Written instruction: The listing below should be printed exactly, every line of it. Skip the pictures.

Task material:
## start

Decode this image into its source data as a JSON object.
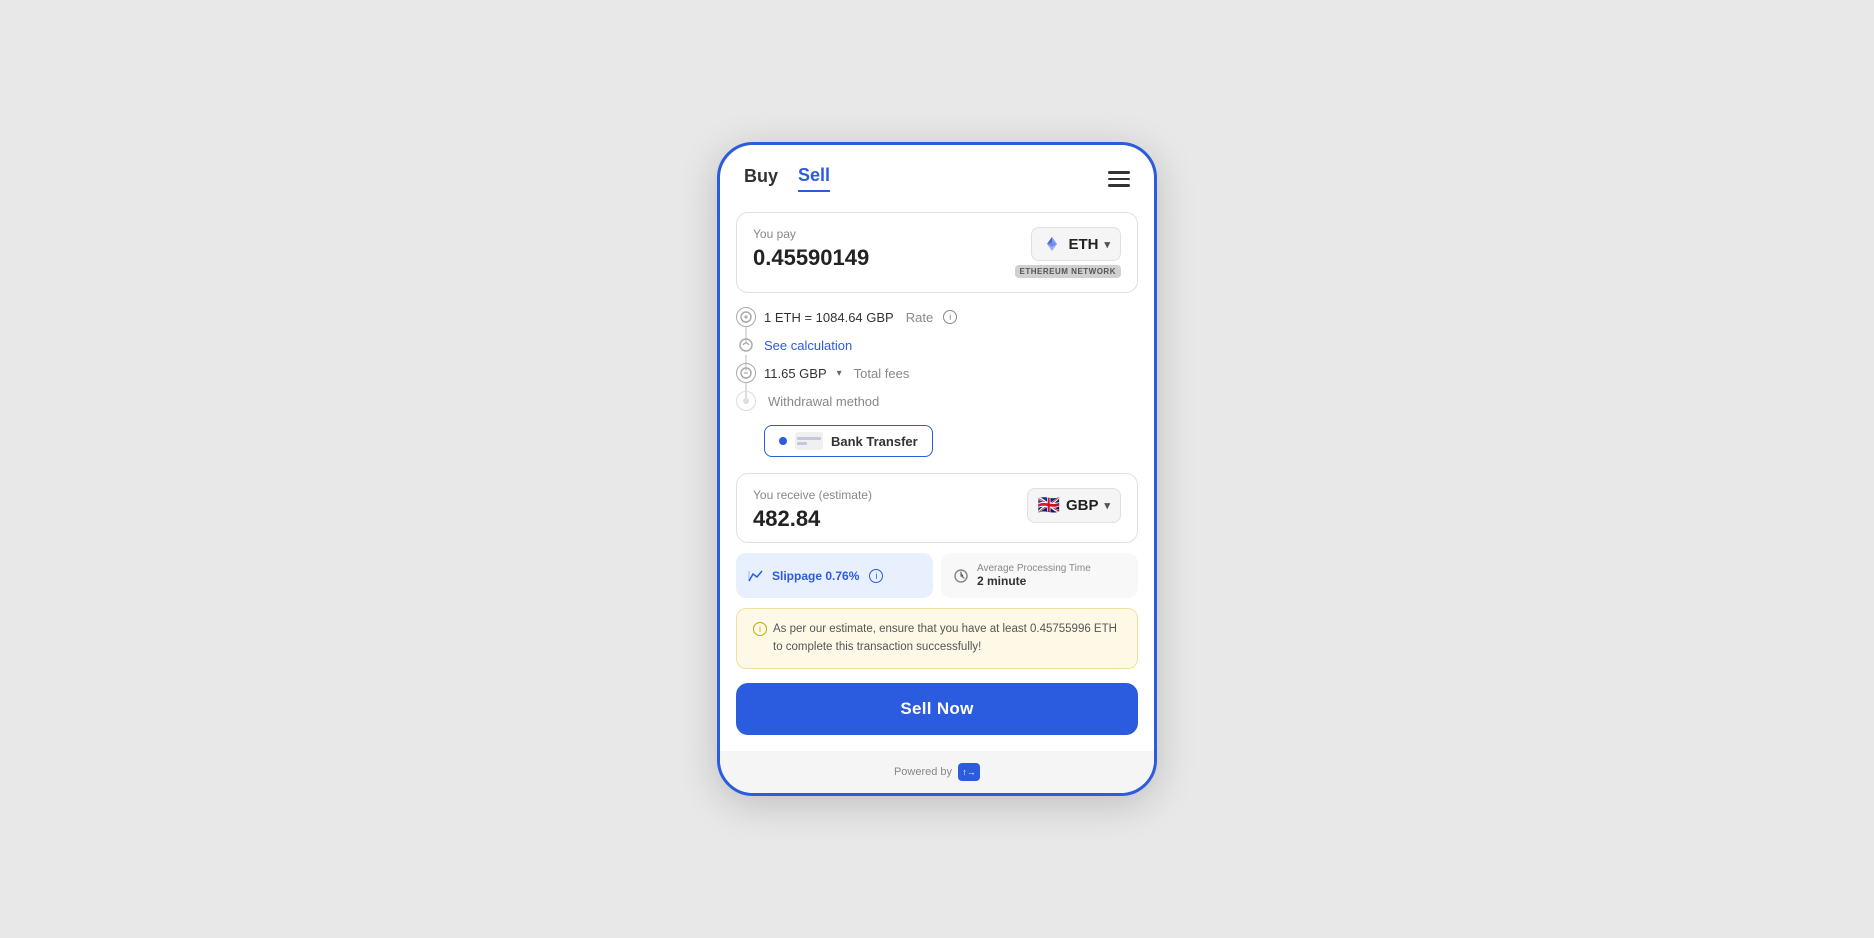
{
  "tabs": {
    "buy": "Buy",
    "sell": "Sell"
  },
  "pay_section": {
    "label": "You pay",
    "value": "0.45590149",
    "currency": "ETH",
    "network": "ETHEREUM NETWORK"
  },
  "rate": {
    "text": "1 ETH = 1084.64 GBP",
    "rate_label": "Rate"
  },
  "calculation": {
    "text": "See calculation"
  },
  "fees": {
    "value": "11.65 GBP",
    "label": "Total fees"
  },
  "withdrawal": {
    "label": "Withdrawal method",
    "method": "Bank Transfer"
  },
  "receive_section": {
    "label": "You receive (estimate)",
    "value": "482.84",
    "currency": "GBP"
  },
  "slippage": {
    "text": "Slippage 0.76%"
  },
  "processing": {
    "label": "Average Processing Time",
    "value": "2 minute"
  },
  "warning": {
    "text": "As per our estimate, ensure that you have at least 0.45755996 ETH to complete this transaction successfully!"
  },
  "sell_button": "Sell Now",
  "footer": {
    "powered_by": "Powered by"
  }
}
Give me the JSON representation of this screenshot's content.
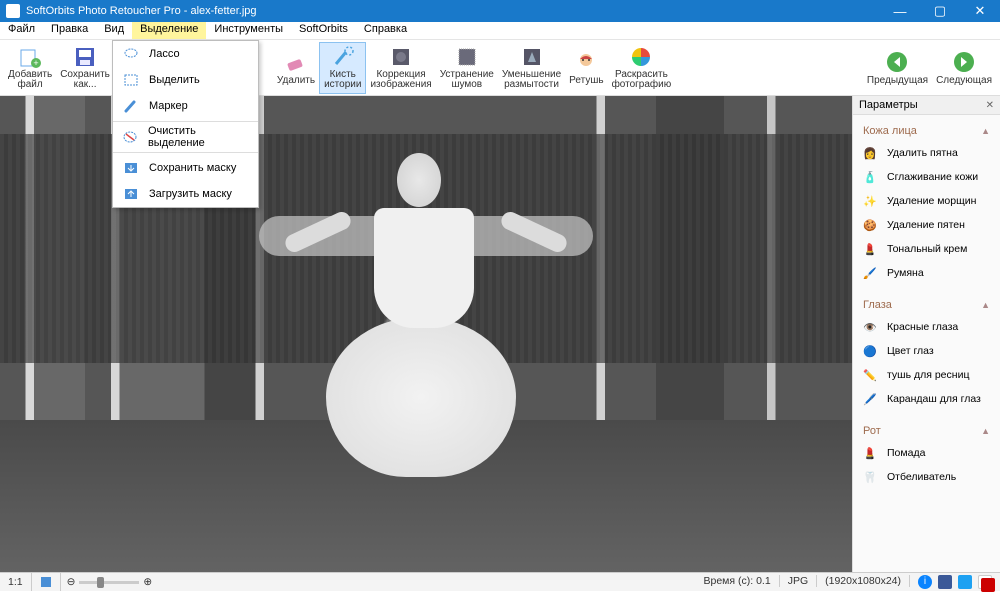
{
  "title": "SoftOrbits Photo Retoucher Pro - alex-fetter.jpg",
  "menus": {
    "file": "Файл",
    "edit": "Правка",
    "view": "Вид",
    "selection": "Выделение",
    "tools": "Инструменты",
    "softorbits": "SoftOrbits",
    "help": "Справка"
  },
  "toolbar": {
    "add_file": "Добавить\nфайл",
    "save_as": "Сохранить\nкак...",
    "delete": "Удалить",
    "history_brush": "Кисть\nистории",
    "image_correction": "Коррекция\nизображения",
    "noise_removal": "Устранение\nшумов",
    "sharpen": "Уменьшение\nразмытости",
    "retouch": "Ретушь",
    "colorize": "Раскрасить\nфотографию",
    "prev": "Предыдущая",
    "next": "Следующая"
  },
  "dropdown": {
    "lasso": "Лассо",
    "select": "Выделить",
    "marker": "Маркер",
    "clear": "Очистить выделение",
    "save_mask": "Сохранить маску",
    "load_mask": "Загрузить маску"
  },
  "panel": {
    "title": "Параметры",
    "groups": {
      "face": "Кожа лица",
      "eyes": "Глаза",
      "mouth": "Рот"
    },
    "face_items": {
      "remove_spots": "Удалить пятна",
      "skin_smooth": "Сглаживание кожи",
      "wrinkle_removal": "Удаление морщин",
      "stain_removal": "Удаление пятен",
      "foundation": "Тональный крем",
      "blush": "Румяна"
    },
    "eye_items": {
      "red_eye": "Красные глаза",
      "eye_color": "Цвет глаз",
      "mascara": "тушь для ресниц",
      "eyeliner": "Карандаш для глаз"
    },
    "mouth_items": {
      "lipstick": "Помада",
      "whitener": "Отбеливатель"
    }
  },
  "status": {
    "ratio": "1:1",
    "time": "Время (с): 0.1",
    "format": "JPG",
    "dims": "(1920x1080x24)"
  }
}
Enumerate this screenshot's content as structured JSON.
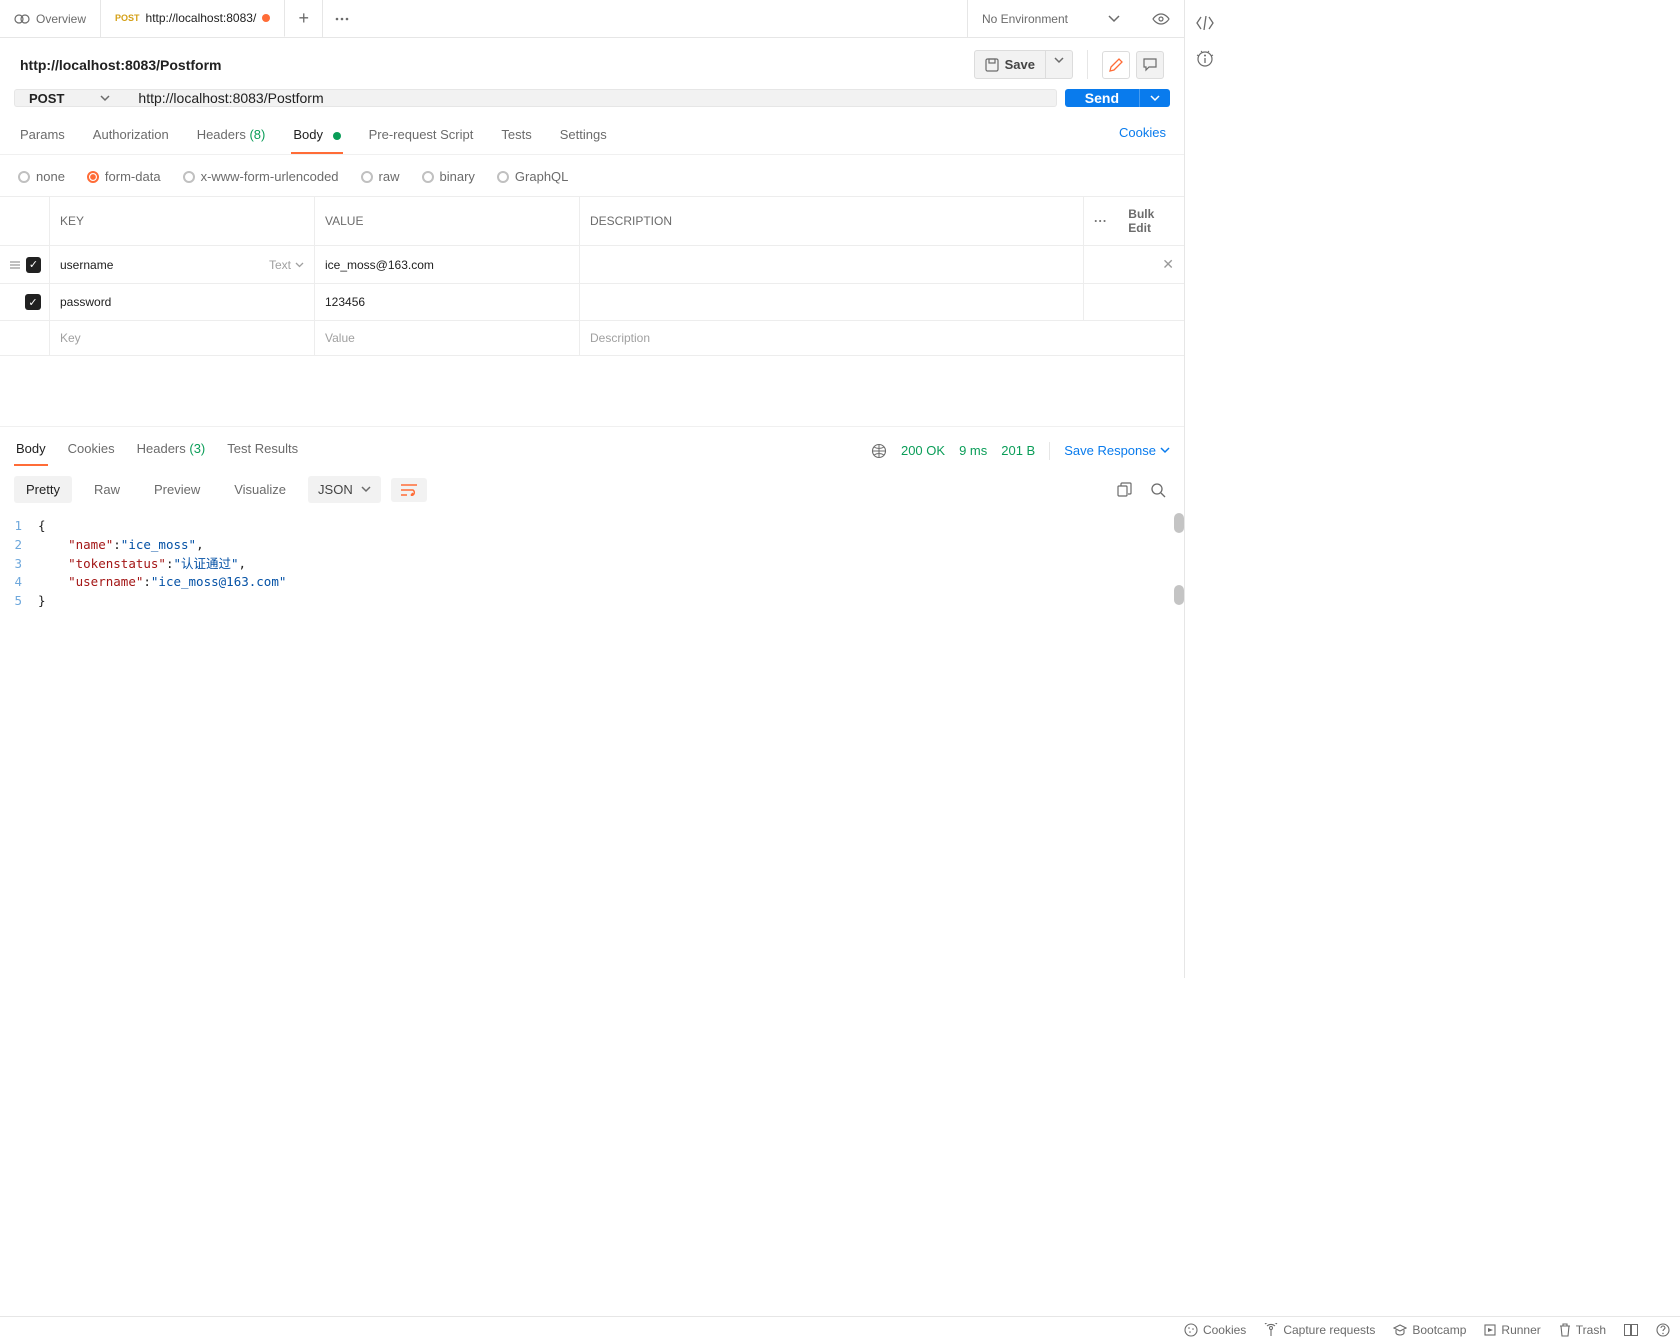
{
  "tabs": {
    "overview_label": "Overview",
    "request_method": "POST",
    "request_label": "http://localhost:8083/"
  },
  "environment": {
    "label": "No Environment"
  },
  "title": "http://localhost:8083/Postform",
  "save_label": "Save",
  "method": "POST",
  "url": "http://localhost:8083/Postform",
  "send_label": "Send",
  "req_tabs": {
    "params": "Params",
    "auth": "Authorization",
    "headers": "Headers",
    "headers_count": "(8)",
    "body": "Body",
    "prereq": "Pre-request Script",
    "tests": "Tests",
    "settings": "Settings",
    "cookies": "Cookies"
  },
  "body_types": {
    "none": "none",
    "formdata": "form-data",
    "urlencoded": "x-www-form-urlencoded",
    "raw": "raw",
    "binary": "binary",
    "graphql": "GraphQL"
  },
  "form_table": {
    "h_key": "KEY",
    "h_value": "VALUE",
    "h_desc": "DESCRIPTION",
    "bulk": "Bulk Edit",
    "rows": [
      {
        "key": "username",
        "type": "Text",
        "value": "ice_moss@163.com",
        "desc": ""
      },
      {
        "key": "password",
        "type": "",
        "value": "123456",
        "desc": ""
      }
    ],
    "ph_key": "Key",
    "ph_value": "Value",
    "ph_desc": "Description"
  },
  "resp_tabs": {
    "body": "Body",
    "cookies": "Cookies",
    "headers": "Headers",
    "headers_count": "(3)",
    "tests": "Test Results"
  },
  "resp_status": {
    "code": "200 OK",
    "time": "9 ms",
    "size": "201 B",
    "save": "Save Response"
  },
  "views": {
    "pretty": "Pretty",
    "raw": "Raw",
    "preview": "Preview",
    "visualize": "Visualize",
    "format": "JSON"
  },
  "json_lines": {
    "l1": "{",
    "l2k": "\"name\"",
    "l2v": "\"ice_moss\"",
    "l3k": "\"tokenstatus\"",
    "l3v": "\"认证通过\"",
    "l4k": "\"username\"",
    "l4v": "\"ice_moss@163.com\"",
    "l5": "}"
  },
  "footer": {
    "cookies": "Cookies",
    "capture": "Capture requests",
    "bootcamp": "Bootcamp",
    "runner": "Runner",
    "trash": "Trash"
  }
}
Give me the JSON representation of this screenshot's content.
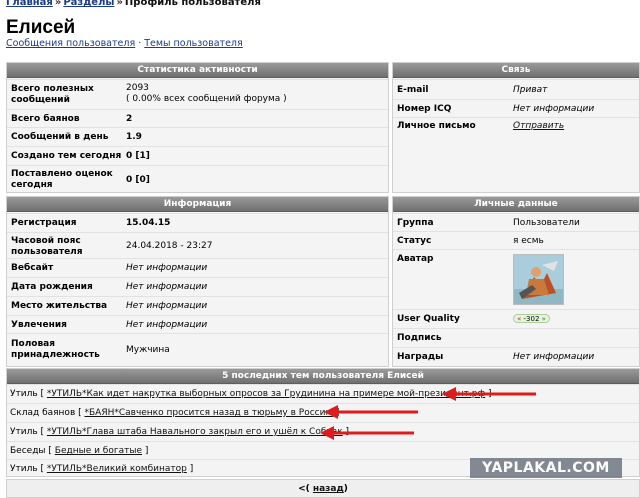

## end

Output for this exercise:
Decode this image into its source data as a JSON object.
{
  "tabs": {
    "buy": "Buy",
    "sell": "Sell"
  },
  "pay_section": {
    "label": "You pay",
    "value": "0.45590149",
    "currency": "ETH",
    "network": "ETHEREUM NETWORK"
  },
  "rate": {
    "text": "1 ETH = 1084.64 GBP",
    "rate_label": "Rate"
  },
  "calculation": {
    "text": "See calculation"
  },
  "fees": {
    "value": "11.65 GBP",
    "label": "Total fees"
  },
  "withdrawal": {
    "label": "Withdrawal method",
    "method": "Bank Transfer"
  },
  "receive_section": {
    "label": "You receive (estimate)",
    "value": "482.84",
    "currency": "GBP"
  },
  "slippage": {
    "text": "Slippage 0.76%"
  },
  "processing": {
    "label": "Average Processing Time",
    "value": "2 minute"
  },
  "warning": {
    "text": "As per our estimate, ensure that you have at least 0.45755996 ETH to complete this transaction successfully!"
  },
  "sell_button": "Sell Now",
  "footer": {
    "powered_by": "Powered by"
  }
}
Give me the JSON representation of this screenshot's content.
{
  "title": "SoftOrbits Photo Retoucher Pro - alex-fetter.jpg",
  "menus": {
    "file": "Файл",
    "edit": "Правка",
    "view": "Вид",
    "selection": "Выделение",
    "tools": "Инструменты",
    "softorbits": "SoftOrbits",
    "help": "Справка"
  },
  "toolbar": {
    "add_file": "Добавить\nфайл",
    "save_as": "Сохранить\nкак...",
    "delete": "Удалить",
    "history_brush": "Кисть\nистории",
    "image_correction": "Коррекция\nизображения",
    "noise_removal": "Устранение\nшумов",
    "sharpen": "Уменьшение\nразмытости",
    "retouch": "Ретушь",
    "colorize": "Раскрасить\nфотографию",
    "prev": "Предыдущая",
    "next": "Следующая"
  },
  "dropdown": {
    "lasso": "Лассо",
    "select": "Выделить",
    "marker": "Маркер",
    "clear": "Очистить выделение",
    "save_mask": "Сохранить маску",
    "load_mask": "Загрузить маску"
  },
  "panel": {
    "title": "Параметры",
    "groups": {
      "face": "Кожа лица",
      "eyes": "Глаза",
      "mouth": "Рот"
    },
    "face_items": {
      "remove_spots": "Удалить пятна",
      "skin_smooth": "Сглаживание кожи",
      "wrinkle_removal": "Удаление морщин",
      "stain_removal": "Удаление пятен",
      "foundation": "Тональный крем",
      "blush": "Румяна"
    },
    "eye_items": {
      "red_eye": "Красные глаза",
      "eye_color": "Цвет глаз",
      "mascara": "тушь для ресниц",
      "eyeliner": "Карандаш для глаз"
    },
    "mouth_items": {
      "lipstick": "Помада",
      "whitener": "Отбеливатель"
    }
  },
  "status": {
    "ratio": "1:1",
    "time": "Время (с): 0.1",
    "format": "JPG",
    "dims": "(1920x1080x24)"
  }
}
Enumerate this screenshot's content as structured JSON.
{
  "tabs": {
    "overview_label": "Overview",
    "request_method": "POST",
    "request_label": "http://localhost:8083/"
  },
  "environment": {
    "label": "No Environment"
  },
  "title": "http://localhost:8083/Postform",
  "save_label": "Save",
  "method": "POST",
  "url": "http://localhost:8083/Postform",
  "send_label": "Send",
  "req_tabs": {
    "params": "Params",
    "auth": "Authorization",
    "headers": "Headers",
    "headers_count": "(8)",
    "body": "Body",
    "prereq": "Pre-request Script",
    "tests": "Tests",
    "settings": "Settings",
    "cookies": "Cookies"
  },
  "body_types": {
    "none": "none",
    "formdata": "form-data",
    "urlencoded": "x-www-form-urlencoded",
    "raw": "raw",
    "binary": "binary",
    "graphql": "GraphQL"
  },
  "form_table": {
    "h_key": "KEY",
    "h_value": "VALUE",
    "h_desc": "DESCRIPTION",
    "bulk": "Bulk Edit",
    "rows": [
      {
        "key": "username",
        "type": "Text",
        "value": "ice_moss@163.com",
        "desc": ""
      },
      {
        "key": "password",
        "type": "",
        "value": "123456",
        "desc": ""
      }
    ],
    "ph_key": "Key",
    "ph_value": "Value",
    "ph_desc": "Description"
  },
  "resp_tabs": {
    "body": "Body",
    "cookies": "Cookies",
    "headers": "Headers",
    "headers_count": "(3)",
    "tests": "Test Results"
  },
  "resp_status": {
    "code": "200 OK",
    "time": "9 ms",
    "size": "201 B",
    "save": "Save Response"
  },
  "views": {
    "pretty": "Pretty",
    "raw": "Raw",
    "preview": "Preview",
    "visualize": "Visualize",
    "format": "JSON"
  },
  "json_lines": {
    "l1": "{",
    "l2k": "\"name\"",
    "l2v": "\"ice_moss\"",
    "l3k": "\"tokenstatus\"",
    "l3v": "\"认证通过\"",
    "l4k": "\"username\"",
    "l4v": "\"ice_moss@163.com\"",
    "l5": "}"
  },
  "footer": {
    "cookies": "Cookies",
    "capture": "Capture requests",
    "bootcamp": "Bootcamp",
    "runner": "Runner",
    "trash": "Trash"
  }
}
Give me the JSON representation of this screenshot's content.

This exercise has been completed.